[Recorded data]
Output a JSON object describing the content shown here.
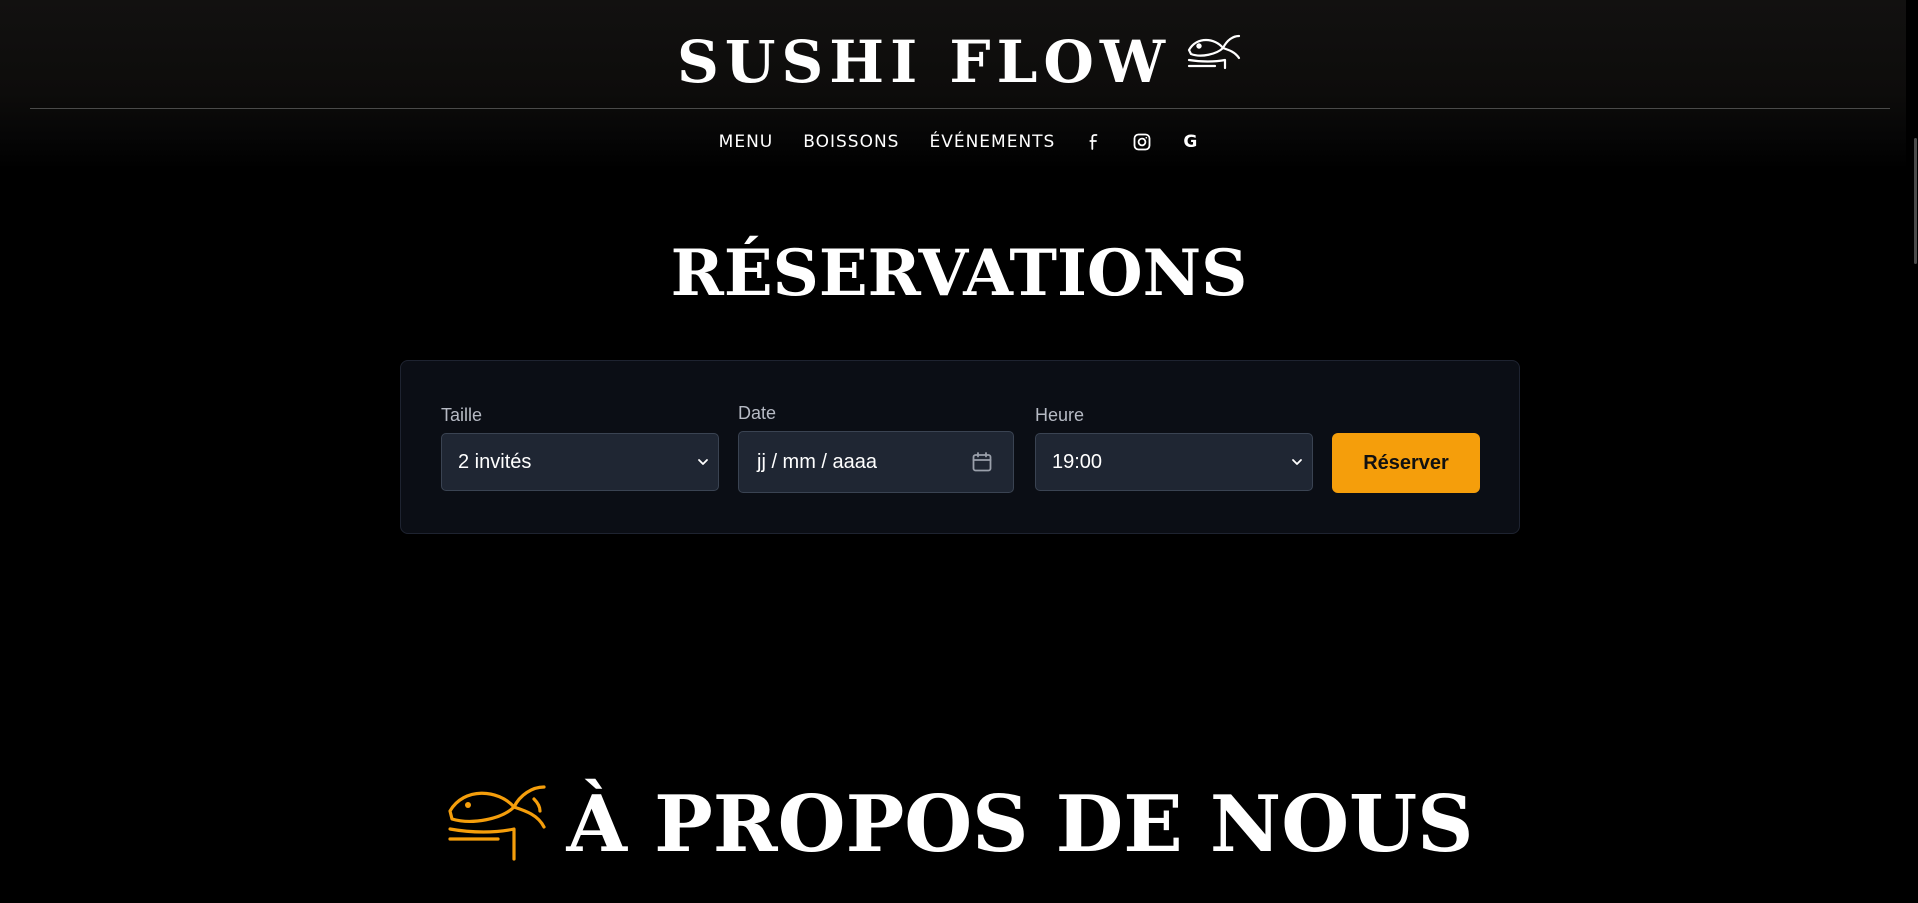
{
  "brand": {
    "title": "SUSHI FLOW",
    "logo_icon": "fish-icon"
  },
  "nav": {
    "links": [
      "MENU",
      "BOISSONS",
      "ÉVÉNEMENTS"
    ],
    "social_icons": [
      "facebook-icon",
      "instagram-icon",
      "google-icon"
    ],
    "google_glyph": "G"
  },
  "reservations": {
    "title": "RÉSERVATIONS",
    "size_label": "Taille",
    "size_value": "2 invités",
    "date_label": "Date",
    "date_placeholder": "jj / mm / aaaa",
    "time_label": "Heure",
    "time_value": "19:00",
    "submit_label": "Réserver"
  },
  "about": {
    "title": "À PROPOS DE NOUS",
    "icon": "fish-icon"
  },
  "colors": {
    "accent": "#f59e0b",
    "background": "#000000",
    "card": "#0b0e15",
    "field": "#1f2633",
    "text": "#ffffff"
  }
}
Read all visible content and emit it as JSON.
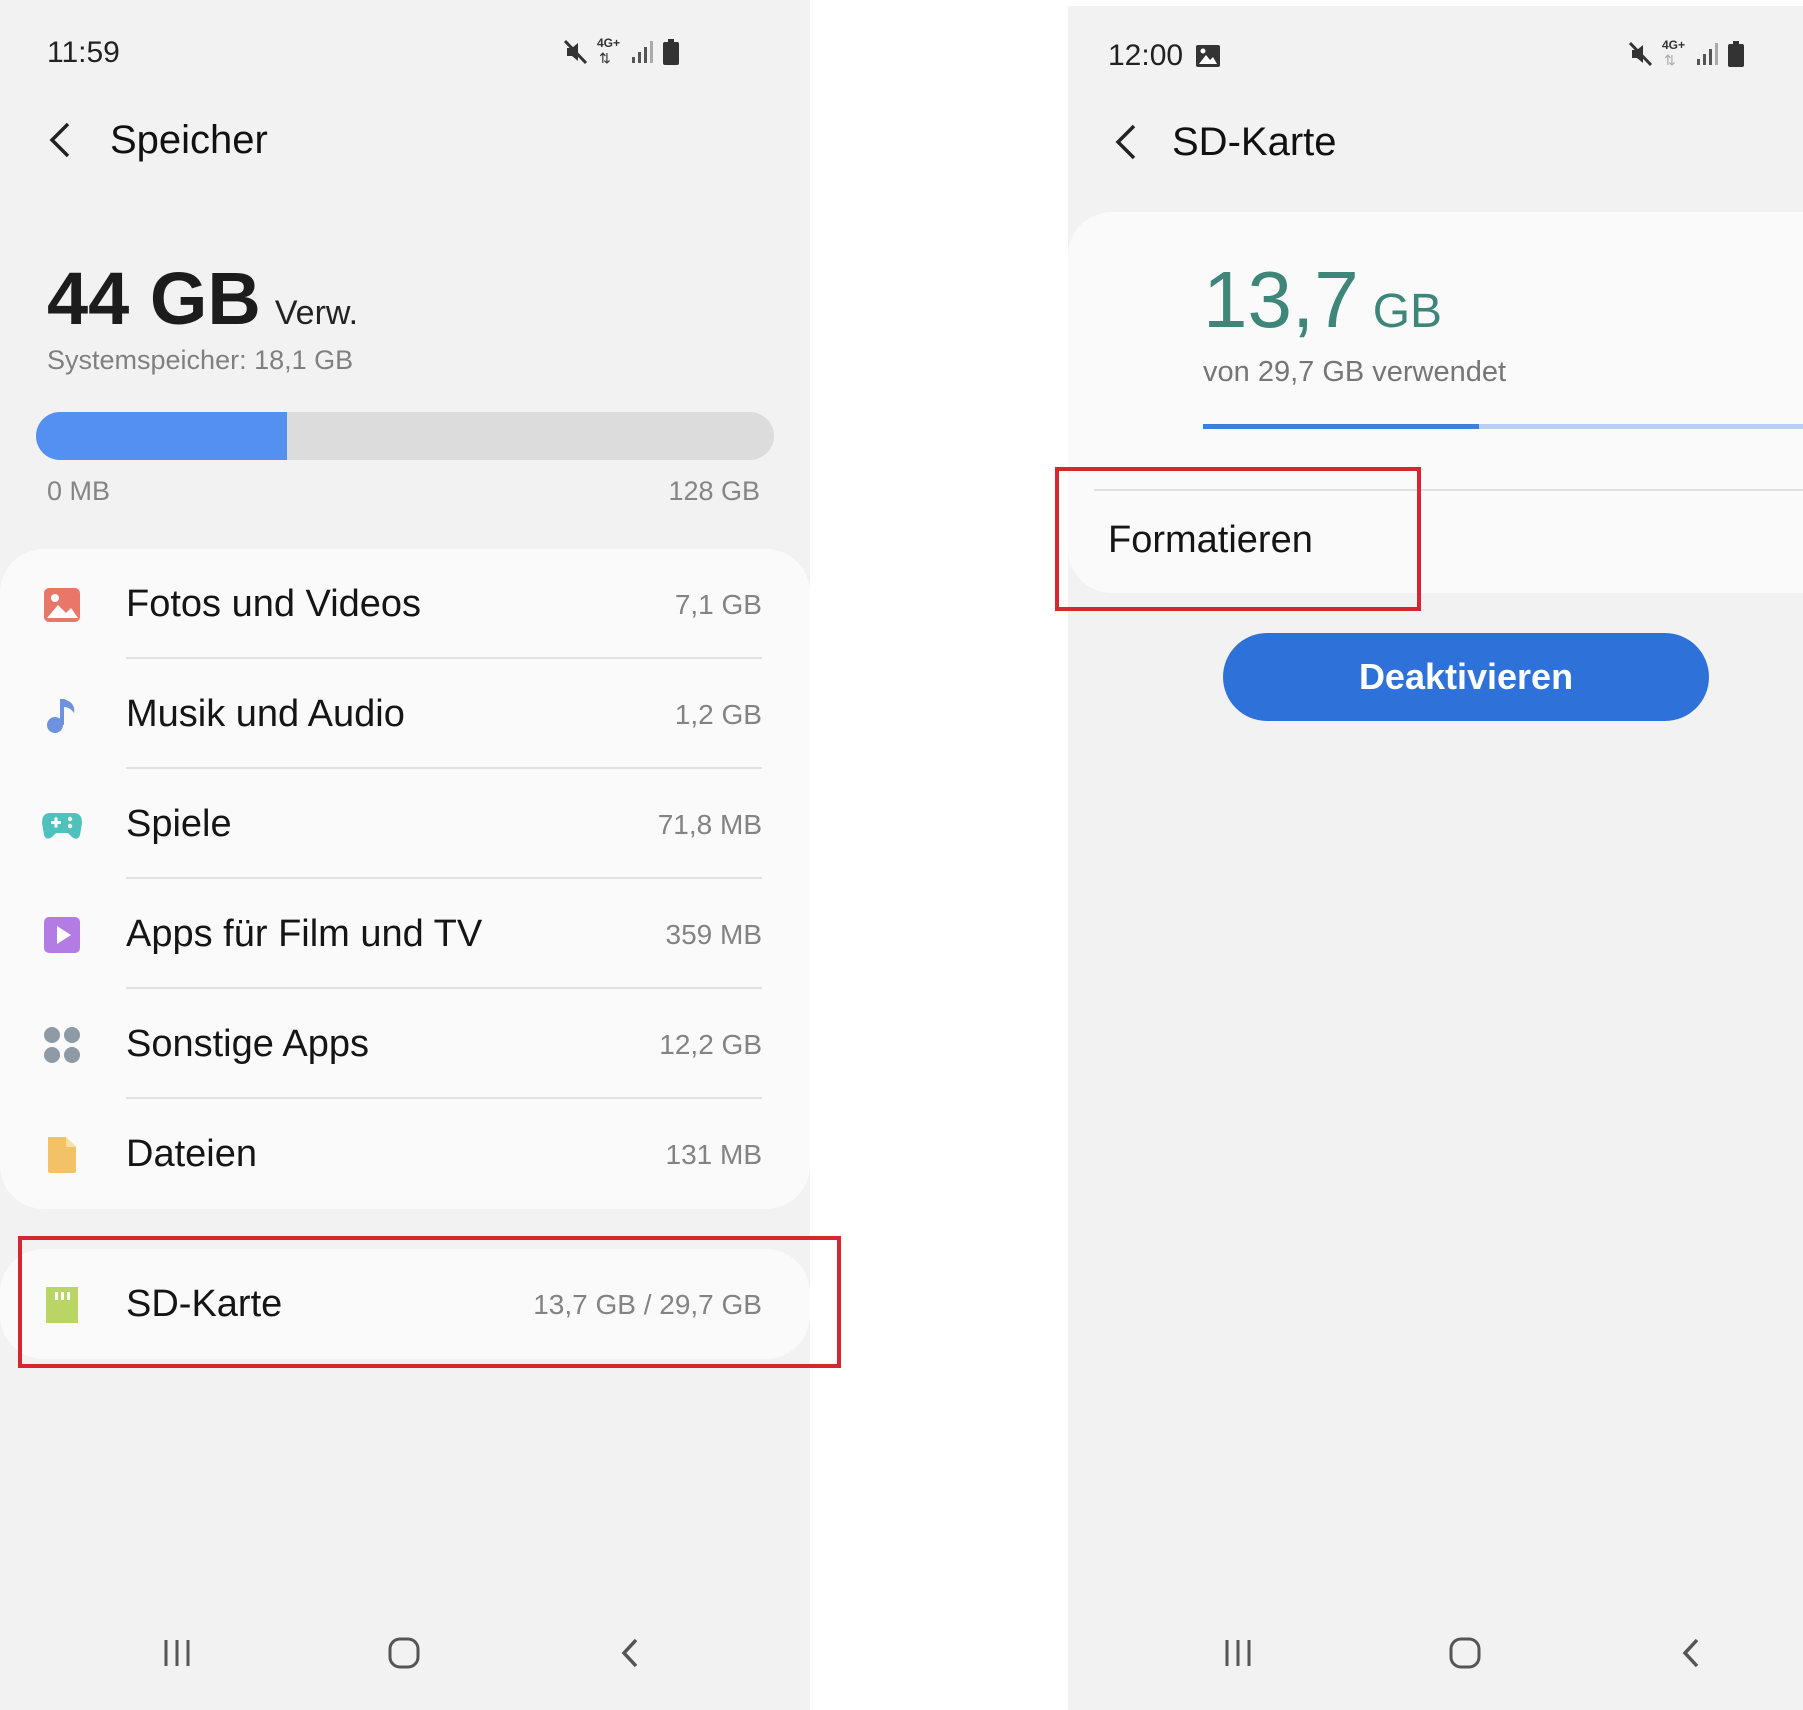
{
  "left_screen": {
    "status": {
      "time": "11:59",
      "network_label": "4G+"
    },
    "header": {
      "title": "Speicher"
    },
    "summary": {
      "used": "44 GB",
      "used_suffix": "Verw.",
      "system_memory": "Systemspeicher: 18,1 GB",
      "bar_fill_fraction": 0.34,
      "bar_min_label": "0 MB",
      "bar_max_label": "128 GB"
    },
    "categories": [
      {
        "label": "Fotos und Videos",
        "value": "7,1 GB",
        "icon": "photo-icon",
        "color": "#e8776a"
      },
      {
        "label": "Musik und Audio",
        "value": "1,2 GB",
        "icon": "music-note-icon",
        "color": "#6f92e0"
      },
      {
        "label": "Spiele",
        "value": "71,8 MB",
        "icon": "gamepad-icon",
        "color": "#4fc2bd"
      },
      {
        "label": "Apps für Film und TV",
        "value": "359 MB",
        "icon": "play-icon",
        "color": "#b37ce5"
      },
      {
        "label": "Sonstige Apps",
        "value": "12,2 GB",
        "icon": "apps-grid-icon",
        "color": "#8e9aa6"
      },
      {
        "label": "Dateien",
        "value": "131 MB",
        "icon": "file-icon",
        "color": "#f1c366"
      }
    ],
    "sd_card": {
      "label": "SD-Karte",
      "value": "13,7 GB / 29,7 GB",
      "icon": "sd-card-icon",
      "color": "#b9d565"
    }
  },
  "right_screen": {
    "status": {
      "time": "12:00",
      "network_label": "4G+"
    },
    "header": {
      "title": "SD-Karte"
    },
    "usage": {
      "used_value": "13,7",
      "used_unit": "GB",
      "sub_label": "von 29,7 GB verwendet",
      "bar_fill_fraction": 0.46
    },
    "format_label": "Formatieren",
    "deactivate_button": "Deaktivieren"
  },
  "colors": {
    "accent_blue": "#2e72d9",
    "teal": "#3e8679",
    "highlight_red": "#d7262f"
  }
}
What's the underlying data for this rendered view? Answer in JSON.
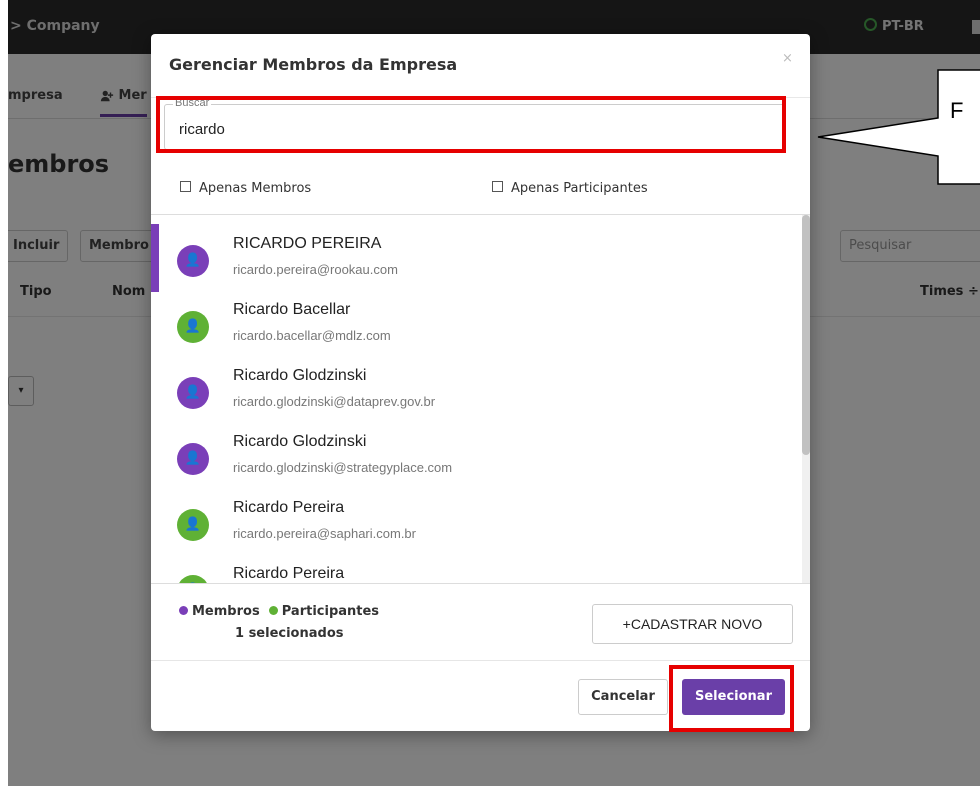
{
  "background": {
    "breadcrumb": "> Company",
    "language": "PT-BR",
    "tabs": [
      "mpresa",
      "Mer"
    ],
    "page_heading": "embros",
    "buttons": [
      "Incluir",
      "Membro"
    ],
    "search_placeholder": "Pesquisar",
    "table_headers": {
      "tipo": "Tipo",
      "nome": "Nom",
      "times": "Times ÷"
    }
  },
  "callout": {
    "text": "F"
  },
  "modal": {
    "title": "Gerenciar Membros da Empresa",
    "close": "×",
    "search": {
      "legend": "Buscar",
      "value": "ricardo"
    },
    "filters": {
      "only_members": "Apenas Membros",
      "only_participants": "Apenas Participantes"
    },
    "results": [
      {
        "name": "RICARDO PEREIRA",
        "email": "ricardo.pereira@rookau.com",
        "type": "member"
      },
      {
        "name": "Ricardo Bacellar",
        "email": "ricardo.bacellar@mdlz.com",
        "type": "participant"
      },
      {
        "name": "Ricardo Glodzinski",
        "email": "ricardo.glodzinski@dataprev.gov.br",
        "type": "member"
      },
      {
        "name": "Ricardo Glodzinski",
        "email": "ricardo.glodzinski@strategyplace.com",
        "type": "member"
      },
      {
        "name": "Ricardo Pereira",
        "email": "ricardo.pereira@saphari.com.br",
        "type": "participant"
      },
      {
        "name": "Ricardo Pereira",
        "email": "",
        "type": "participant"
      }
    ],
    "legend": {
      "members": "Membros",
      "participants": "Participantes"
    },
    "selected_count": "1 selecionados",
    "new_button": "+CADASTRAR NOVO",
    "cancel_button": "Cancelar",
    "select_button": "Selecionar"
  },
  "colors": {
    "member": "#7a3fb8",
    "participant": "#5fb135",
    "primary": "#6a3fa8",
    "highlight": "#e60000"
  }
}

§ What needs to be done
Transcribe each entry above exactly, apart from the pictures.

§ Final answer
Output a JSON object describing the content shown here.
{
  "brand": {
    "title": "SUSHI FLOW",
    "logo_icon": "fish-icon"
  },
  "nav": {
    "links": [
      "MENU",
      "BOISSONS",
      "ÉVÉNEMENTS"
    ],
    "social_icons": [
      "facebook-icon",
      "instagram-icon",
      "google-icon"
    ],
    "google_glyph": "G"
  },
  "reservations": {
    "title": "RÉSERVATIONS",
    "size_label": "Taille",
    "size_value": "2 invités",
    "date_label": "Date",
    "date_placeholder": "jj / mm / aaaa",
    "time_label": "Heure",
    "time_value": "19:00",
    "submit_label": "Réserver"
  },
  "about": {
    "title": "À PROPOS DE NOUS",
    "icon": "fish-icon"
  },
  "colors": {
    "accent": "#f59e0b",
    "background": "#000000",
    "card": "#0b0e15",
    "field": "#1f2633",
    "text": "#ffffff"
  }
}
Read all visible content and emit it as JSON.
{
  "left_screen": {
    "status": {
      "time": "11:59",
      "network_label": "4G+"
    },
    "header": {
      "title": "Speicher"
    },
    "summary": {
      "used": "44 GB",
      "used_suffix": "Verw.",
      "system_memory": "Systemspeicher: 18,1 GB",
      "bar_fill_fraction": 0.34,
      "bar_min_label": "0 MB",
      "bar_max_label": "128 GB"
    },
    "categories": [
      {
        "label": "Fotos und Videos",
        "value": "7,1 GB",
        "icon": "photo-icon",
        "color": "#e8776a"
      },
      {
        "label": "Musik und Audio",
        "value": "1,2 GB",
        "icon": "music-note-icon",
        "color": "#6f92e0"
      },
      {
        "label": "Spiele",
        "value": "71,8 MB",
        "icon": "gamepad-icon",
        "color": "#4fc2bd"
      },
      {
        "label": "Apps für Film und TV",
        "value": "359 MB",
        "icon": "play-icon",
        "color": "#b37ce5"
      },
      {
        "label": "Sonstige Apps",
        "value": "12,2 GB",
        "icon": "apps-grid-icon",
        "color": "#8e9aa6"
      },
      {
        "label": "Dateien",
        "value": "131 MB",
        "icon": "file-icon",
        "color": "#f1c366"
      }
    ],
    "sd_card": {
      "label": "SD-Karte",
      "value": "13,7 GB / 29,7 GB",
      "icon": "sd-card-icon",
      "color": "#b9d565"
    }
  },
  "right_screen": {
    "status": {
      "time": "12:00",
      "network_label": "4G+"
    },
    "header": {
      "title": "SD-Karte"
    },
    "usage": {
      "used_value": "13,7",
      "used_unit": "GB",
      "sub_label": "von 29,7 GB verwendet",
      "bar_fill_fraction": 0.46
    },
    "format_label": "Formatieren",
    "deactivate_button": "Deaktivieren"
  },
  "colors": {
    "accent_blue": "#2e72d9",
    "teal": "#3e8679",
    "highlight_red": "#d7262f"
  }
}
What's the underlying data for this rendered view? Answer in JSON.
{
  "background": {
    "breadcrumb": "> Company",
    "language": "PT-BR",
    "tabs": [
      "mpresa",
      "Mer"
    ],
    "page_heading": "embros",
    "buttons": [
      "Incluir",
      "Membro"
    ],
    "search_placeholder": "Pesquisar",
    "table_headers": {
      "tipo": "Tipo",
      "nome": "Nom",
      "times": "Times ÷"
    }
  },
  "callout": {
    "text": "F"
  },
  "modal": {
    "title": "Gerenciar Membros da Empresa",
    "close": "×",
    "search": {
      "legend": "Buscar",
      "value": "ricardo"
    },
    "filters": {
      "only_members": "Apenas Membros",
      "only_participants": "Apenas Participantes"
    },
    "results": [
      {
        "name": "RICARDO PEREIRA",
        "email": "ricardo.pereira@rookau.com",
        "type": "member"
      },
      {
        "name": "Ricardo Bacellar",
        "email": "ricardo.bacellar@mdlz.com",
        "type": "participant"
      },
      {
        "name": "Ricardo Glodzinski",
        "email": "ricardo.glodzinski@dataprev.gov.br",
        "type": "member"
      },
      {
        "name": "Ricardo Glodzinski",
        "email": "ricardo.glodzinski@strategyplace.com",
        "type": "member"
      },
      {
        "name": "Ricardo Pereira",
        "email": "ricardo.pereira@saphari.com.br",
        "type": "participant"
      },
      {
        "name": "Ricardo Pereira",
        "email": "",
        "type": "participant"
      }
    ],
    "legend": {
      "members": "Membros",
      "participants": "Participantes"
    },
    "selected_count": "1 selecionados",
    "new_button": "+CADASTRAR NOVO",
    "cancel_button": "Cancelar",
    "select_button": "Selecionar"
  },
  "colors": {
    "member": "#7a3fb8",
    "participant": "#5fb135",
    "primary": "#6a3fa8",
    "highlight": "#e60000"
  }
}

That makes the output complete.